* START Stored data *

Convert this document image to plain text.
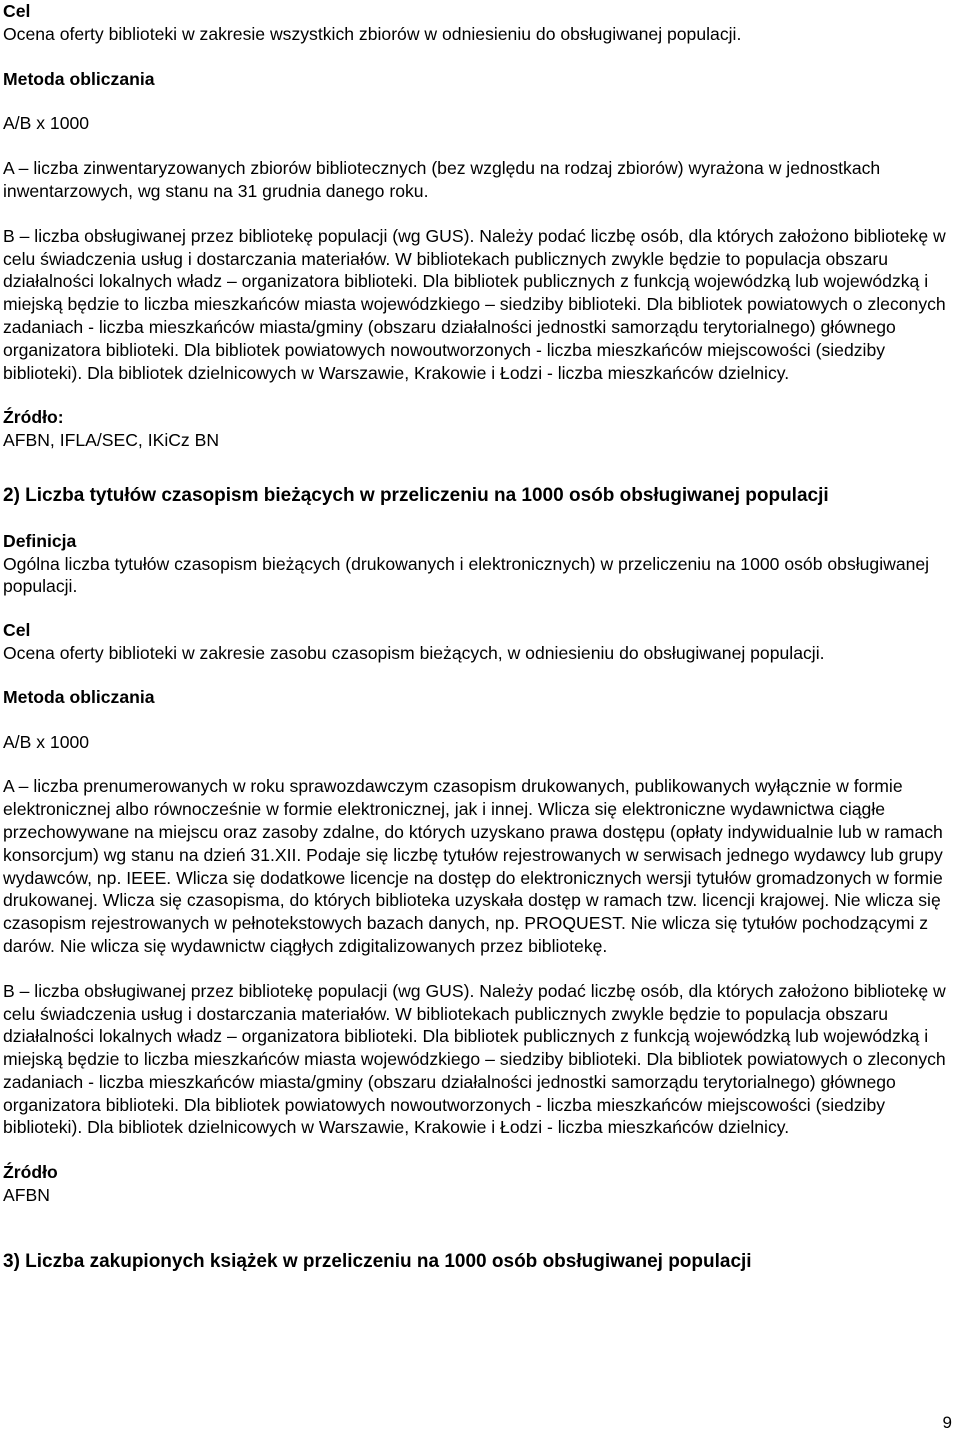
Cel

Ocena oferty biblioteki w zakresie wszystkich zbiorów w odniesieniu do obsługiwanej populacji.

Metoda obliczania

A/B x 1000

A – liczba zinwentaryzowanych zbiorów bibliotecznych (bez względu na rodzaj zbiorów) wyrażona w jednostkach inwentarzowych, wg stanu na 31 grudnia danego roku.

B – liczba obsługiwanej przez bibliotekę populacji (wg GUS). Należy podać liczbę osób, dla których założono bibliotekę w celu świadczenia usług i dostarczania materiałów. W bibliotekach publicznych zwykle będzie to populacja obszaru działalności lokalnych władz – organizatora biblioteki. Dla bibliotek publicznych z funkcją wojewódzką lub wojewódzką i miejską będzie to liczba mieszkańców miasta wojewódzkiego – siedziby biblioteki. Dla bibliotek powiatowych o zleconych zadaniach - liczba mieszkańców miasta/gminy (obszaru działalności jednostki samorządu terytorialnego) głównego organizatora biblioteki. Dla bibliotek powiatowych nowoutworzonych - liczba mieszkańców miejscowości (siedziby biblioteki). Dla bibliotek dzielnicowych w Warszawie, Krakowie i Łodzi - liczba mieszkańców dzielnicy.

Źródło:

AFBN, IFLA/SEC, IKiCz BN

2) Liczba tytułów czasopism bieżących w przeliczeniu na 1000 osób obsługiwanej populacji

Definicja

Ogólna liczba tytułów czasopism bieżących (drukowanych i elektronicznych) w przeliczeniu na 1000 osób obsługiwanej populacji.

Cel

Ocena oferty biblioteki w zakresie zasobu czasopism bieżących, w odniesieniu do obsługiwanej populacji.

Metoda obliczania

A/B x 1000

A – liczba prenumerowanych w roku sprawozdawczym czasopism drukowanych, publikowanych wyłącznie w formie elektronicznej albo równocześnie w formie elektronicznej, jak i innej. Wlicza się elektroniczne wydawnictwa ciągłe przechowywane na miejscu oraz zasoby zdalne, do których uzyskano prawa dostępu (opłaty indywidualnie lub w ramach konsorcjum) wg stanu na dzień 31.XII. Podaje się liczbę tytułów rejestrowanych w serwisach jednego wydawcy lub grupy wydawców, np. IEEE. Wlicza się dodatkowe licencje na dostęp do elektronicznych wersji tytułów gromadzonych w formie drukowanej. Wlicza się czasopisma, do których biblioteka uzyskała dostęp w ramach tzw. licencji krajowej. Nie wlicza się czasopism rejestrowanych w pełnotekstowych bazach danych, np. PROQUEST. Nie wlicza się tytułów pochodzącymi z darów. Nie wlicza się wydawnictw ciągłych zdigitalizowanych przez bibliotekę.

B – liczba obsługiwanej przez bibliotekę populacji (wg GUS). Należy podać liczbę osób, dla których założono bibliotekę w celu świadczenia usług i dostarczania materiałów. W bibliotekach publicznych zwykle będzie to populacja obszaru działalności lokalnych władz – organizatora biblioteki. Dla bibliotek publicznych z funkcją wojewódzką lub wojewódzką i miejską będzie to liczba mieszkańców miasta wojewódzkiego – siedziby biblioteki. Dla bibliotek powiatowych o zleconych zadaniach - liczba mieszkańców miasta/gminy (obszaru działalności jednostki samorządu terytorialnego) głównego organizatora biblioteki. Dla bibliotek powiatowych nowoutworzonych - liczba mieszkańców miejscowości (siedziby biblioteki). Dla bibliotek dzielnicowych w Warszawie, Krakowie i Łodzi - liczba mieszkańców dzielnicy.

Źródło

AFBN

3) Liczba zakupionych książek w przeliczeniu na 1000 osób obsługiwanej populacji

9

* END Stored data *

> [Required work]: Lines that hold the word "drukowanych" are the ones to return, every one of them.

> [Answer to the exercise]:
Ogólna liczba tytułów czasopism bieżących (drukowanych i elektronicznych) w przeliczeniu na 1000 osób obsługiwanej populacji.
A – liczba prenumerowanych w roku sprawozdawczym czasopism drukowanych, publikowanych wyłącznie w formie elektronicznej albo równocześnie w formie elektronicznej, jak i innej. Wlicza się elektroniczne wydawnictwa ciągłe przechowywane na miejscu oraz zasoby zdalne, do których uzyskano prawa dostępu (opłaty indywidualnie lub w ramach konsorcjum) wg stanu na dzień 31.XII. Podaje się liczbę tytułów rejestrowanych w serwisach jednego wydawcy lub grupy wydawców, np. IEEE. Wlicza się dodatkowe licencje na dostęp do elektronicznych wersji tytułów gromadzonych w formie drukowanej. Wlicza się czasopisma, do których biblioteka uzyskała dostęp w ramach tzw. licencji krajowej. Nie wlicza się czasopism rejestrowanych w pełnotekstowych bazach danych, np. PROQUEST. Nie wlicza się tytułów pochodzącymi z darów. Nie wlicza się wydawnictw ciągłych zdigitalizowanych przez bibliotekę.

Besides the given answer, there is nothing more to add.